WHAT THIS TASK INVOLVES – Each entry below should be reproduced character for character.

(Items listed in a dataset)

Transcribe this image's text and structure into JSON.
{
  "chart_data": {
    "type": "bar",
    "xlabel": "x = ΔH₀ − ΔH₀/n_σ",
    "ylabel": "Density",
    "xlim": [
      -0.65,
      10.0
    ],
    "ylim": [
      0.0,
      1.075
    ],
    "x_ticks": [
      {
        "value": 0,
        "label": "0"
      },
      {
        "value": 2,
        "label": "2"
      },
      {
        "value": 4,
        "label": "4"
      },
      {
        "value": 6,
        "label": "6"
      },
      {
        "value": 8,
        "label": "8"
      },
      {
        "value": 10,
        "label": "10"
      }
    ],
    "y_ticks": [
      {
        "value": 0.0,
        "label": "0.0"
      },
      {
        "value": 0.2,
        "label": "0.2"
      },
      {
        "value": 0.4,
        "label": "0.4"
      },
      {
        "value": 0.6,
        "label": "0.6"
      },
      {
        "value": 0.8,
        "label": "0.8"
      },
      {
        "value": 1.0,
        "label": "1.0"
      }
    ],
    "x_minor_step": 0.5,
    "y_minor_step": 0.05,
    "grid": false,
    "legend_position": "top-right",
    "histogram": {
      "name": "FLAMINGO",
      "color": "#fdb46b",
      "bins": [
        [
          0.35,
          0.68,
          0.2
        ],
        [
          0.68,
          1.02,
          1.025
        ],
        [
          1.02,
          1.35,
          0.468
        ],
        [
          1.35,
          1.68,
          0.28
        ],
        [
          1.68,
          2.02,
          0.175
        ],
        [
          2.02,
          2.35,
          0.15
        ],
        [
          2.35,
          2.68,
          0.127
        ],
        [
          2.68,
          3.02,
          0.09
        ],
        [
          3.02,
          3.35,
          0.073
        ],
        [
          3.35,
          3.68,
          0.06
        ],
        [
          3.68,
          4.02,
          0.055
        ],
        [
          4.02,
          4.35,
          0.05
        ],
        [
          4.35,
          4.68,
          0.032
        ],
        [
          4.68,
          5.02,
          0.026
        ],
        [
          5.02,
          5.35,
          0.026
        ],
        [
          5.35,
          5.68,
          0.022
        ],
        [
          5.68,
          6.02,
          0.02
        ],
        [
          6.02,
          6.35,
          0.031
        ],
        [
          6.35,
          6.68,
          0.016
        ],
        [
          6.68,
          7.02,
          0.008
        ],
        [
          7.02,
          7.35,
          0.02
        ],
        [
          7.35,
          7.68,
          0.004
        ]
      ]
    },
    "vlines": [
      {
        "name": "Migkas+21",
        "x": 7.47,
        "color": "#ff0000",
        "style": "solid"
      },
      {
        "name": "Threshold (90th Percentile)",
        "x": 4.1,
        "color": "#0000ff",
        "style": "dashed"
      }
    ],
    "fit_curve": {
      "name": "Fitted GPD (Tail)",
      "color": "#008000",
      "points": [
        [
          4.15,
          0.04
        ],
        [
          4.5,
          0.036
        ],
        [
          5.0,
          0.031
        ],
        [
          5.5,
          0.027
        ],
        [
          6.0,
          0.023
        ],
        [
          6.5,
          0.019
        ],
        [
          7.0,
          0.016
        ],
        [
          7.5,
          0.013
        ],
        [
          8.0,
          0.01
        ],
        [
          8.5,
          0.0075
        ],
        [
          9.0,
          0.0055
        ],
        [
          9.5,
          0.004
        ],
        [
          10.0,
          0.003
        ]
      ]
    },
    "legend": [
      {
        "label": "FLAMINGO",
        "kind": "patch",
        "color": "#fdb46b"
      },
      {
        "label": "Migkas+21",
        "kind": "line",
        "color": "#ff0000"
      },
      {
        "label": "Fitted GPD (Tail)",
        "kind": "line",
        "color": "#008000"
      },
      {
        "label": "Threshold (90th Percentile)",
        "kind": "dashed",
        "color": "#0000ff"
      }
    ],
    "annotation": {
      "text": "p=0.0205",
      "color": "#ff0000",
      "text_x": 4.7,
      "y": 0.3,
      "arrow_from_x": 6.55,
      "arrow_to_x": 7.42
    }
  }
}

ANSWER BELOW –
Transcribe this image's text and structure into JSON.
{
  "chart_data": {
    "type": "bar",
    "xlabel": "x = ΔH₀ − ΔH₀/n_σ",
    "ylabel": "Density",
    "xlim": [
      -0.65,
      10.0
    ],
    "ylim": [
      0.0,
      1.075
    ],
    "x_ticks": [
      {
        "value": 0,
        "label": "0"
      },
      {
        "value": 2,
        "label": "2"
      },
      {
        "value": 4,
        "label": "4"
      },
      {
        "value": 6,
        "label": "6"
      },
      {
        "value": 8,
        "label": "8"
      },
      {
        "value": 10,
        "label": "10"
      }
    ],
    "y_ticks": [
      {
        "value": 0.0,
        "label": "0.0"
      },
      {
        "value": 0.2,
        "label": "0.2"
      },
      {
        "value": 0.4,
        "label": "0.4"
      },
      {
        "value": 0.6,
        "label": "0.6"
      },
      {
        "value": 0.8,
        "label": "0.8"
      },
      {
        "value": 1.0,
        "label": "1.0"
      }
    ],
    "x_minor_step": 0.5,
    "y_minor_step": 0.05,
    "grid": false,
    "legend_position": "top-right",
    "histogram": {
      "name": "FLAMINGO",
      "color": "#fdb46b",
      "bins": [
        [
          0.35,
          0.68,
          0.2
        ],
        [
          0.68,
          1.02,
          1.025
        ],
        [
          1.02,
          1.35,
          0.468
        ],
        [
          1.35,
          1.68,
          0.28
        ],
        [
          1.68,
          2.02,
          0.175
        ],
        [
          2.02,
          2.35,
          0.15
        ],
        [
          2.35,
          2.68,
          0.127
        ],
        [
          2.68,
          3.02,
          0.09
        ],
        [
          3.02,
          3.35,
          0.073
        ],
        [
          3.35,
          3.68,
          0.06
        ],
        [
          3.68,
          4.02,
          0.055
        ],
        [
          4.02,
          4.35,
          0.05
        ],
        [
          4.35,
          4.68,
          0.032
        ],
        [
          4.68,
          5.02,
          0.026
        ],
        [
          5.02,
          5.35,
          0.026
        ],
        [
          5.35,
          5.68,
          0.022
        ],
        [
          5.68,
          6.02,
          0.02
        ],
        [
          6.02,
          6.35,
          0.031
        ],
        [
          6.35,
          6.68,
          0.016
        ],
        [
          6.68,
          7.02,
          0.008
        ],
        [
          7.02,
          7.35,
          0.02
        ],
        [
          7.35,
          7.68,
          0.004
        ]
      ]
    },
    "vlines": [
      {
        "name": "Migkas+21",
        "x": 7.47,
        "color": "#ff0000",
        "style": "solid"
      },
      {
        "name": "Threshold (90th Percentile)",
        "x": 4.1,
        "color": "#0000ff",
        "style": "dashed"
      }
    ],
    "fit_curve": {
      "name": "Fitted GPD (Tail)",
      "color": "#008000",
      "points": [
        [
          4.15,
          0.04
        ],
        [
          4.5,
          0.036
        ],
        [
          5.0,
          0.031
        ],
        [
          5.5,
          0.027
        ],
        [
          6.0,
          0.023
        ],
        [
          6.5,
          0.019
        ],
        [
          7.0,
          0.016
        ],
        [
          7.5,
          0.013
        ],
        [
          8.0,
          0.01
        ],
        [
          8.5,
          0.0075
        ],
        [
          9.0,
          0.0055
        ],
        [
          9.5,
          0.004
        ],
        [
          10.0,
          0.003
        ]
      ]
    },
    "legend": [
      {
        "label": "FLAMINGO",
        "kind": "patch",
        "color": "#fdb46b"
      },
      {
        "label": "Migkas+21",
        "kind": "line",
        "color": "#ff0000"
      },
      {
        "label": "Fitted GPD (Tail)",
        "kind": "line",
        "color": "#008000"
      },
      {
        "label": "Threshold (90th Percentile)",
        "kind": "dashed",
        "color": "#0000ff"
      }
    ],
    "annotation": {
      "text": "p=0.0205",
      "color": "#ff0000",
      "text_x": 4.7,
      "y": 0.3,
      "arrow_from_x": 6.55,
      "arrow_to_x": 7.42
    }
  }
}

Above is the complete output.